> **PROBLEM TO WORK ON**: In the stretch from "FancyBboxPatch shape bbox=[482, 118, 583, 165]" through "Text: Stub ASIC: Stub ASIC bbox=[386, 135, 444, 148]", swap every "Stub ASIC" for "Edge ASIC" and give those lines back with nothing else changed.

> **Stored items**:
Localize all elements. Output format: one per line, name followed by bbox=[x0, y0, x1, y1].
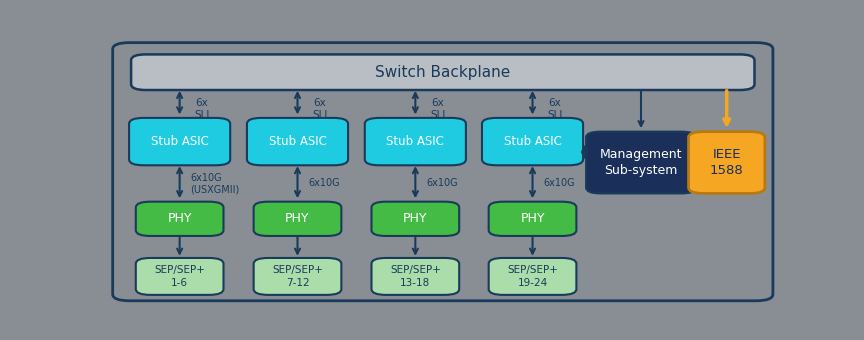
FancyBboxPatch shape bbox=[482, 118, 583, 165]
Text: PHY: PHY bbox=[403, 212, 428, 225]
Text: 6x10G: 6x10G bbox=[308, 178, 340, 188]
FancyBboxPatch shape bbox=[112, 42, 773, 301]
FancyBboxPatch shape bbox=[586, 132, 696, 193]
Text: SEP/SEP+
19-24: SEP/SEP+ 19-24 bbox=[507, 265, 558, 288]
Text: 6x10G: 6x10G bbox=[426, 178, 458, 188]
Text: PHY: PHY bbox=[168, 212, 192, 225]
FancyBboxPatch shape bbox=[254, 202, 341, 236]
Text: 6x
SLI: 6x SLI bbox=[430, 98, 446, 120]
Text: IEEE
1588: IEEE 1588 bbox=[710, 148, 744, 177]
Text: SEP/SEP+
13-18: SEP/SEP+ 13-18 bbox=[390, 265, 441, 288]
FancyBboxPatch shape bbox=[372, 258, 459, 295]
FancyBboxPatch shape bbox=[136, 258, 224, 295]
Text: Stub ASIC: Stub ASIC bbox=[504, 135, 562, 148]
FancyBboxPatch shape bbox=[489, 202, 576, 236]
Text: PHY: PHY bbox=[520, 212, 545, 225]
FancyBboxPatch shape bbox=[365, 118, 466, 165]
FancyBboxPatch shape bbox=[489, 258, 576, 295]
Text: Stub ASIC: Stub ASIC bbox=[386, 135, 444, 148]
Text: Stub ASIC: Stub ASIC bbox=[269, 135, 327, 148]
Text: 6x10G: 6x10G bbox=[543, 178, 575, 188]
FancyBboxPatch shape bbox=[247, 118, 348, 165]
Text: 6x
SLI: 6x SLI bbox=[312, 98, 327, 120]
Text: Switch Backplane: Switch Backplane bbox=[375, 65, 511, 80]
Text: 6x
SLI: 6x SLI bbox=[547, 98, 562, 120]
FancyBboxPatch shape bbox=[136, 202, 224, 236]
Text: 6x
SLI: 6x SLI bbox=[194, 98, 210, 120]
Text: SEP/SEP+
1-6: SEP/SEP+ 1-6 bbox=[154, 265, 205, 288]
Text: 6x10G
(USXGMII): 6x10G (USXGMII) bbox=[190, 173, 239, 194]
Text: Management
Sub-system: Management Sub-system bbox=[600, 148, 683, 177]
Text: PHY: PHY bbox=[285, 212, 310, 225]
FancyBboxPatch shape bbox=[372, 202, 459, 236]
FancyBboxPatch shape bbox=[131, 54, 754, 90]
FancyBboxPatch shape bbox=[689, 132, 765, 193]
FancyBboxPatch shape bbox=[129, 118, 230, 165]
Text: Stub ASIC: Stub ASIC bbox=[150, 135, 208, 148]
FancyBboxPatch shape bbox=[254, 258, 341, 295]
Text: SEP/SEP+
7-12: SEP/SEP+ 7-12 bbox=[272, 265, 323, 288]
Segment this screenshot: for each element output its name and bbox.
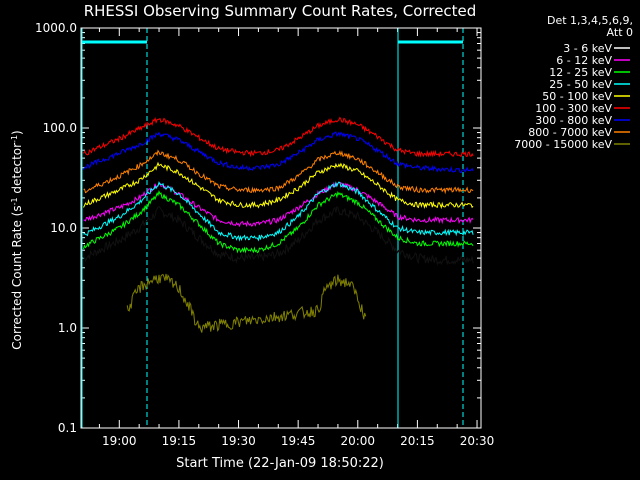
series-line: [83, 205, 474, 266]
data-series: [83, 116, 474, 333]
legend-header: Det 1,3,4,5,6,9,: [547, 14, 633, 27]
y-tick-label: 100.0: [43, 121, 77, 135]
series-line: [83, 161, 474, 210]
legend-label: 7000 - 15000 keV: [514, 138, 612, 151]
series-line: [83, 116, 474, 158]
x-tick-label: 19:30: [221, 434, 256, 448]
legend-label: 25 - 50 keV: [549, 78, 612, 91]
series-line: [126, 273, 367, 333]
legend-label: 12 - 25 keV: [549, 66, 612, 79]
legend-header: Att 0: [607, 26, 633, 39]
chart-title: RHESSI Observing Summary Count Rates, Co…: [84, 2, 477, 20]
y-tick-label: 1000.0: [35, 21, 77, 35]
y-axis-label: Corrected Count Rate (s-1 detector-1): [10, 130, 25, 349]
legend-label: 50 - 100 keV: [542, 90, 612, 103]
y-tick-label: 10.0: [50, 221, 77, 235]
y-tick-label: 1.0: [58, 321, 77, 335]
y-label-mid: detector: [10, 143, 24, 198]
legend-label: 300 - 800 keV: [535, 114, 612, 127]
x-axis-ticks: 19:00 19:15 19:30 19:45 20:00 20:15 20:30: [98, 28, 495, 448]
x-tick-label: 20:30: [460, 434, 495, 448]
y-label-sup1: -1: [10, 197, 19, 205]
series-line: [83, 131, 474, 174]
y-label-end: ): [10, 130, 24, 135]
x-tick-label: 19:15: [162, 434, 197, 448]
x-tick-label: 20:00: [340, 434, 375, 448]
x-tick-label: 19:45: [281, 434, 316, 448]
legend-label: 3 - 6 keV: [563, 42, 612, 55]
x-axis-label: Start Time (22-Jan-09 18:50:22): [176, 456, 384, 471]
series-line: [83, 149, 474, 195]
svg-text:Corrected Count Rate (s-1 dete: Corrected Count Rate (s-1 detector-1): [10, 130, 25, 349]
legend-label: 800 - 7000 keV: [528, 126, 612, 139]
legend-label: 100 - 300 keV: [535, 102, 612, 115]
y-label-sup2: -1: [10, 135, 19, 143]
plot-frame: [80, 27, 482, 429]
y-tick-label: 0.1: [58, 421, 77, 435]
legend-label: 6 - 12 keV: [556, 54, 612, 67]
x-tick-label: 19:00: [102, 434, 137, 448]
series-line: [83, 181, 474, 228]
x-tick-label: 20:15: [400, 434, 435, 448]
series-line: [83, 189, 474, 254]
y-label-main: Corrected Count Rate (s: [10, 205, 24, 349]
series-line: [83, 180, 474, 242]
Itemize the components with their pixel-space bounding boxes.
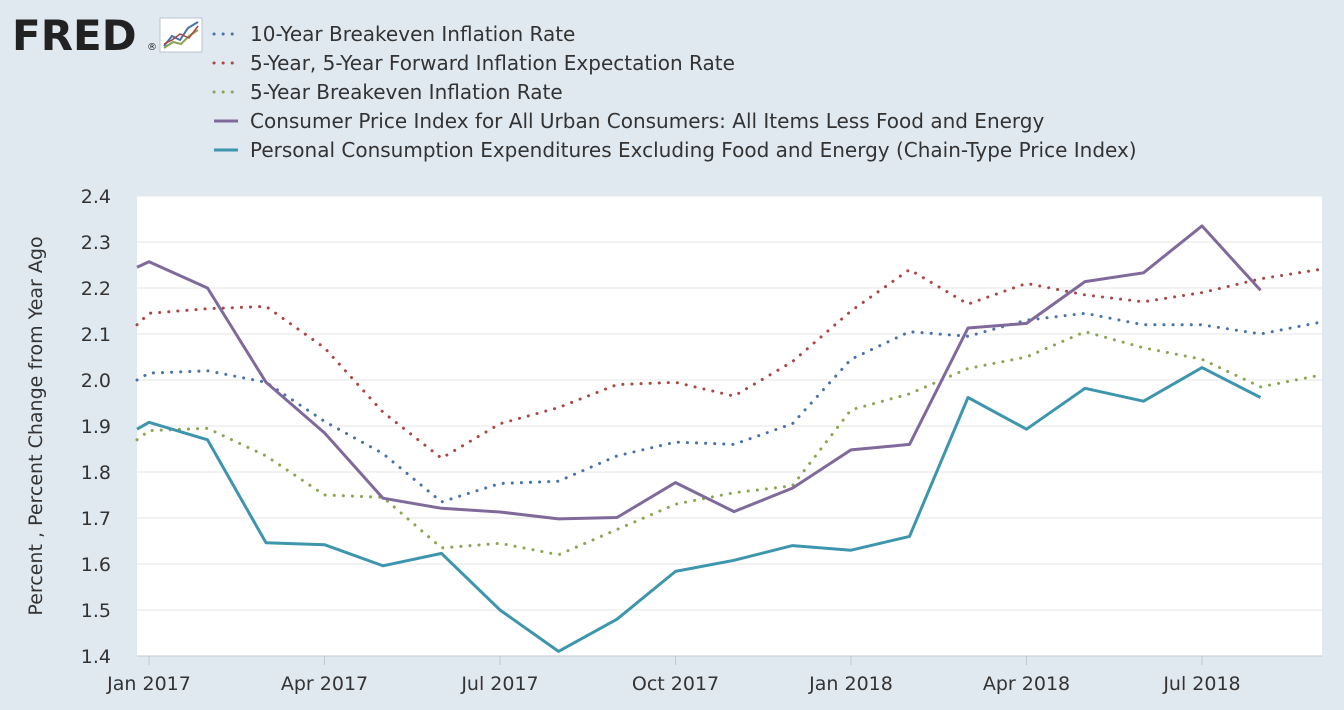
- y-axis-label: Percent , Percent Change from Year Ago: [25, 236, 47, 615]
- y-tick-label: 2.2: [81, 278, 111, 300]
- legend-item-5[interactable]: Personal Consumption Expenditures Exclud…: [214, 138, 1137, 162]
- legend: 10-Year Breakeven Inflation Rate 5-Year, …: [212, 22, 1137, 162]
- legend-label: 5-Year Breakeven Inflation Rate: [250, 80, 563, 104]
- fred-chart-icon: [159, 17, 203, 53]
- x-tick-label: Apr 2018: [983, 673, 1070, 695]
- x-axis: Jan 2017 Apr 2017 Jul 2017 Oct 2017 Jan 2018…: [106, 656, 1241, 695]
- y-tick-label: 1.4: [81, 646, 111, 668]
- y-axis: 1.4 1.5 1.6 1.7 1.8 1.9 2.0 2.1 2.2 2.3 2.4: [81, 186, 111, 668]
- registered-mark: ®: [147, 42, 157, 53]
- x-tick-label: Jul 2017: [460, 673, 538, 695]
- fred-logo[interactable]: FRED ®: [12, 11, 203, 60]
- y-tick-label: 2.0: [81, 370, 111, 392]
- x-tick-label: Oct 2017: [632, 673, 719, 695]
- y-tick-label: 1.6: [81, 554, 111, 576]
- legend-label: 5-Year, 5-Year Forward Inflation Expecta…: [250, 51, 735, 75]
- y-tick-label: 1.5: [81, 600, 111, 622]
- series-line-2[interactable]: [135, 268, 1321, 460]
- x-tick-label: Jan 2017: [106, 673, 191, 695]
- y-tick-label: 2.1: [81, 324, 111, 346]
- x-tick-label: Jul 2018: [1162, 673, 1240, 695]
- x-tick-label: Apr 2017: [281, 673, 368, 695]
- legend-item-3[interactable]: 5-Year Breakeven Inflation Rate: [212, 80, 563, 104]
- series-line-5[interactable]: [136, 366, 1262, 653]
- legend-label: Personal Consumption Expenditures Exclud…: [250, 138, 1137, 162]
- legend-item-1[interactable]: 10-Year Breakeven Inflation Rate: [212, 22, 575, 46]
- y-tick-label: 1.7: [81, 508, 111, 530]
- legend-item-2[interactable]: 5-Year, 5-Year Forward Inflation Expecta…: [212, 51, 735, 75]
- series-line-4[interactable]: [136, 224, 1262, 521]
- legend-label: 10-Year Breakeven Inflation Rate: [250, 22, 575, 46]
- fred-logo-text: FRED: [12, 11, 137, 60]
- y-tick-label: 2.4: [81, 186, 111, 208]
- legend-label: Consumer Price Index for All Urban Consu…: [250, 109, 1044, 133]
- grid-lines: [137, 195, 1322, 611]
- series-line-1[interactable]: [135, 311, 1321, 504]
- y-tick-label: 1.9: [81, 416, 111, 438]
- series-layer: [135, 224, 1321, 653]
- y-tick-label: 1.8: [81, 462, 111, 484]
- y-tick-label: 2.3: [81, 232, 111, 254]
- legend-item-4[interactable]: Consumer Price Index for All Urban Consu…: [214, 109, 1044, 133]
- x-tick-label: Jan 2018: [808, 673, 893, 695]
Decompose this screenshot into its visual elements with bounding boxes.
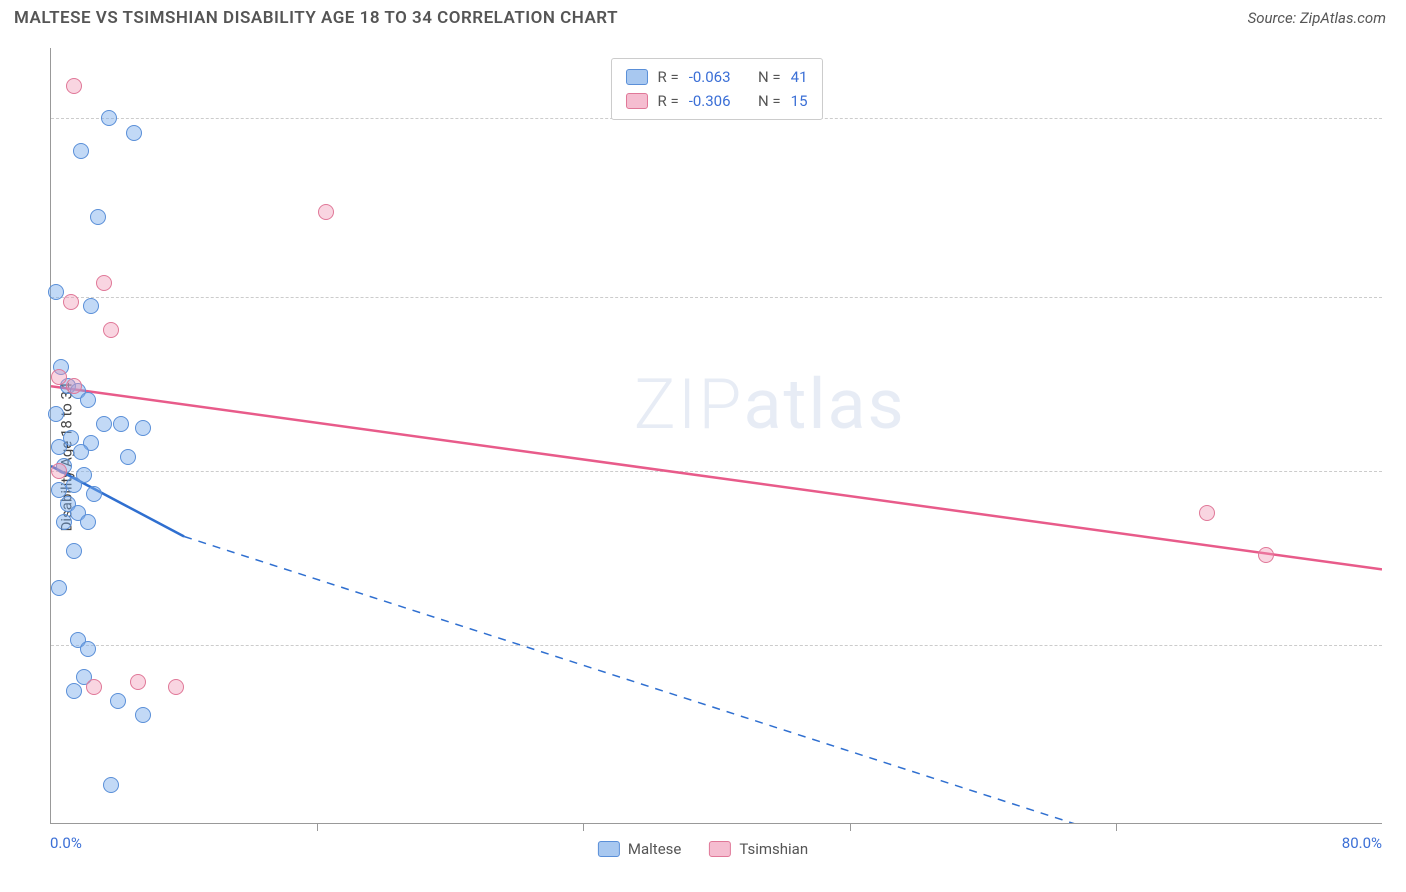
data-point — [101, 110, 117, 126]
ytick-label: 15.0% — [1392, 125, 1406, 143]
data-point — [318, 204, 334, 220]
n-label: N = — [758, 89, 781, 113]
data-point — [80, 641, 96, 657]
data-point — [73, 444, 89, 460]
x-max-label: 80.0% — [1342, 834, 1382, 852]
n-value-tsimshian: 15 — [791, 89, 808, 113]
data-point — [90, 209, 106, 225]
legend-item-maltese: Maltese — [598, 840, 681, 858]
swatch-maltese — [625, 69, 647, 85]
xtick — [1116, 823, 1117, 831]
data-point — [48, 406, 64, 422]
ytick-label: 11.2% — [1392, 304, 1406, 322]
r-value-maltese: -0.063 — [689, 65, 731, 89]
n-value-maltese: 41 — [791, 65, 808, 89]
xtick — [583, 823, 584, 831]
data-point — [51, 369, 67, 385]
data-point — [51, 463, 67, 479]
r-label: R = — [657, 89, 678, 113]
xtick — [850, 823, 851, 831]
chart-title: MALTESE VS TSIMSHIAN DISABILITY AGE 18 T… — [14, 8, 618, 28]
xtick — [317, 823, 318, 831]
gridline-h — [51, 471, 1382, 472]
data-point — [86, 486, 102, 502]
legend-row-maltese: R = -0.063 N = 41 — [625, 65, 807, 89]
data-point — [103, 777, 119, 793]
data-point — [66, 683, 82, 699]
data-point — [120, 449, 136, 465]
data-point — [1258, 547, 1274, 563]
watermark: ZIPatlas — [634, 364, 906, 446]
data-point — [1199, 505, 1215, 521]
swatch-maltese-bottom — [598, 841, 620, 857]
data-point — [66, 543, 82, 559]
data-point — [66, 477, 82, 493]
data-point — [80, 392, 96, 408]
chart-container: Disability Age 18 to 34 ZIPatlas R = -0.… — [14, 42, 1392, 872]
legend-correlation: R = -0.063 N = 41 R = -0.306 N = 15 — [610, 58, 822, 120]
data-point — [48, 284, 64, 300]
legend-label-tsimshian: Tsimshian — [739, 840, 808, 858]
n-label: N = — [758, 65, 781, 89]
plot-area: ZIPatlas R = -0.063 N = 41 R = -0.306 N … — [50, 48, 1382, 824]
data-point — [56, 514, 72, 530]
data-point — [110, 693, 126, 709]
ytick-label: 7.5% — [1392, 478, 1406, 496]
gridline-h — [51, 297, 1382, 298]
data-point — [86, 679, 102, 695]
x-min-label: 0.0% — [50, 834, 82, 852]
data-point — [66, 78, 82, 94]
ytick-label: 3.8% — [1392, 652, 1406, 670]
gridline-h — [51, 645, 1382, 646]
data-point — [103, 322, 119, 338]
data-point — [51, 580, 67, 596]
r-value-tsimshian: -0.306 — [689, 89, 731, 113]
data-point — [80, 514, 96, 530]
data-point — [135, 420, 151, 436]
data-point — [63, 294, 79, 310]
legend-row-tsimshian: R = -0.306 N = 15 — [625, 89, 807, 113]
data-point — [51, 439, 67, 455]
data-point — [168, 679, 184, 695]
chart-source: Source: ZipAtlas.com — [1248, 9, 1386, 27]
legend-label-maltese: Maltese — [628, 840, 681, 858]
data-point — [96, 416, 112, 432]
data-point — [83, 298, 99, 314]
legend-item-tsimshian: Tsimshian — [709, 840, 808, 858]
r-label: R = — [657, 65, 678, 89]
data-point — [130, 674, 146, 690]
data-point — [96, 275, 112, 291]
legend-series: Maltese Tsimshian — [598, 840, 808, 858]
swatch-tsimshian-bottom — [709, 841, 731, 857]
data-point — [135, 707, 151, 723]
trend-lines-svg — [51, 48, 1382, 823]
data-point — [66, 378, 82, 394]
data-point — [126, 125, 142, 141]
data-point — [113, 416, 129, 432]
data-point — [73, 143, 89, 159]
swatch-tsimshian — [625, 93, 647, 109]
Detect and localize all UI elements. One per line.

> **FINAL ANSWER**:
FancyBboxPatch shape bbox=[482, 118, 583, 165]
Text: PHY: PHY bbox=[403, 212, 428, 225]
Text: 6x10G: 6x10G bbox=[308, 178, 340, 188]
FancyBboxPatch shape bbox=[112, 42, 773, 301]
FancyBboxPatch shape bbox=[586, 132, 696, 193]
Text: SEP/SEP+
19-24: SEP/SEP+ 19-24 bbox=[507, 265, 558, 288]
Text: 6x10G: 6x10G bbox=[426, 178, 458, 188]
Text: PHY: PHY bbox=[168, 212, 192, 225]
FancyBboxPatch shape bbox=[254, 202, 341, 236]
Text: 6x
SLI: 6x SLI bbox=[430, 98, 446, 120]
Text: IEEE
1588: IEEE 1588 bbox=[710, 148, 744, 177]
Text: SEP/SEP+
13-18: SEP/SEP+ 13-18 bbox=[390, 265, 441, 288]
FancyBboxPatch shape bbox=[372, 258, 459, 295]
FancyBboxPatch shape bbox=[136, 258, 224, 295]
Text: Edge ASIC: Edge ASIC bbox=[504, 135, 562, 148]
FancyBboxPatch shape bbox=[489, 202, 576, 236]
Text: PHY: PHY bbox=[520, 212, 545, 225]
FancyBboxPatch shape bbox=[365, 118, 466, 165]
FancyBboxPatch shape bbox=[489, 258, 576, 295]
Text: Edge ASIC: Edge ASIC bbox=[386, 135, 444, 148]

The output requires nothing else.